Stored records
=-=-=

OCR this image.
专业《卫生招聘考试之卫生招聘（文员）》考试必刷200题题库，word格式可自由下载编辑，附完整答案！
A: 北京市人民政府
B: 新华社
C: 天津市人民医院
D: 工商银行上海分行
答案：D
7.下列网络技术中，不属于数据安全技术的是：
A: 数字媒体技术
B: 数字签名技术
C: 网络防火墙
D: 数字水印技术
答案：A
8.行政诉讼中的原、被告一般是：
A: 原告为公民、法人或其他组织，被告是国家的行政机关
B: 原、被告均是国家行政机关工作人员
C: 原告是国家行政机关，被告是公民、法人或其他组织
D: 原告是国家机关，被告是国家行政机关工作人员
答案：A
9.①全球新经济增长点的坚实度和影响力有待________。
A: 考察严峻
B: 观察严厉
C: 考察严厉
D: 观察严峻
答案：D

=-=-=

Every record above must be duplicated exactly.

OCR this image.
专业《卫生招聘考试之卫生招聘（文员）》考试必刷200题题库，word格式可自由下载编辑，附完整答案！
A: 北京市人民政府
B: 新华社
C: 天津市人民医院
D: 工商银行上海分行
答案：D
7.下列网络技术中，不属于数据安全技术的是：
A: 数字媒体技术
B: 数字签名技术
C: 网络防火墙
D: 数字水印技术
答案：A
8.行政诉讼中的原、被告一般是：
A: 原告为公民、法人或其他组织，被告是国家的行政机关
B: 原、被告均是国家行政机关工作人员
C: 原告是国家行政机关，被告是公民、法人或其他组织
D: 原告是国家机关，被告是国家行政机关工作人员
答案：A
9.①全球新经济增长点的坚实度和影响力有待________。
A: 考察严峻
B: 观察严厉
C: 考察严厉
D: 观察严峻
答案：D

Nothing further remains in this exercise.